▶ EXERCISE INSTRUCTIONS
Return each entry exactly, with none missing.

Part of a data file:
..........

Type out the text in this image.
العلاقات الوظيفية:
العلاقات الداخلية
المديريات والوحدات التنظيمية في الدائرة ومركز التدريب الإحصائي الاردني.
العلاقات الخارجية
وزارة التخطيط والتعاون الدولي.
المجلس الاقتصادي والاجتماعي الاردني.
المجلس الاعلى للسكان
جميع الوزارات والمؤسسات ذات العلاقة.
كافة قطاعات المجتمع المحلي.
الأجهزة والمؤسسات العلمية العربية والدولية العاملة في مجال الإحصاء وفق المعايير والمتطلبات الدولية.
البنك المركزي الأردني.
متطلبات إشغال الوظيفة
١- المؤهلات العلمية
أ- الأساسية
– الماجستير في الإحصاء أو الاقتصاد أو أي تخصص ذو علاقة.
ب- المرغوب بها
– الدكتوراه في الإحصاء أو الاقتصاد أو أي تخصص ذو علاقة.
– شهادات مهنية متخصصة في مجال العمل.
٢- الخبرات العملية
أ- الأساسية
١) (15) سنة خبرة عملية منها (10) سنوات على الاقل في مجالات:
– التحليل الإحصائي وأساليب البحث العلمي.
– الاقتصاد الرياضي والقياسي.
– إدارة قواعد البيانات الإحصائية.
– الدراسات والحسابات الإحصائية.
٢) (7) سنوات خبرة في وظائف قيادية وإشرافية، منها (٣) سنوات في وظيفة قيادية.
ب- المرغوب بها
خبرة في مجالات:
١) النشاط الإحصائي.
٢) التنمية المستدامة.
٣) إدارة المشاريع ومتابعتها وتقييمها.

..........

▶ SOLUTION FOR THIS TASK
Type out the text in this image.
العلاقات الوظيفية:
العلاقات الداخلية
المديريات والوحدات التنظيمية في الدائرة ومركز التدريب الإحصائي الاردني.
العلاقات الخارجية
وزارة التخطيط والتعاون الدولي.
المجلس الاقتصادي والاجتماعي الاردني.
المجلس الاعلى للسكان
جميع الوزارات والمؤسسات ذات العلاقة.
كافة قطاعات المجتمع المحلي.
الأجهزة والمؤسسات العلمية العربية والدولية العاملة في مجال الإحصاء وفق المعايير والمتطلبات الدولية.
البنك المركزي الأردني.
متطلبات إشغال الوظيفة
١- المؤهلات العلمية
أ- الأساسية
– الماجستير في الإحصاء أو الاقتصاد أو أي تخصص ذو علاقة.
ب- المرغوب بها
– الدكتوراه في الإحصاء أو الاقتصاد أو أي تخصص ذو علاقة.
– شهادات مهنية متخصصة في مجال العمل.
٢- الخبرات العملية
أ- الأساسية
١) (15) سنة خبرة عملية منها (10) سنوات على الاقل في مجالات:
– التحليل الإحصائي وأساليب البحث العلمي.
– الاقتصاد الرياضي والقياسي.
– إدارة قواعد البيانات الإحصائية.
– الدراسات والحسابات الإحصائية.
٢) (7) سنوات خبرة في وظائف قيادية وإشرافية، منها (٣) سنوات في وظيفة قيادية.
ب- المرغوب بها
خبرة في مجالات:
١) النشاط الإحصائي.
٢) التنمية المستدامة.
٣) إدارة المشاريع ومتابعتها وتقييمها.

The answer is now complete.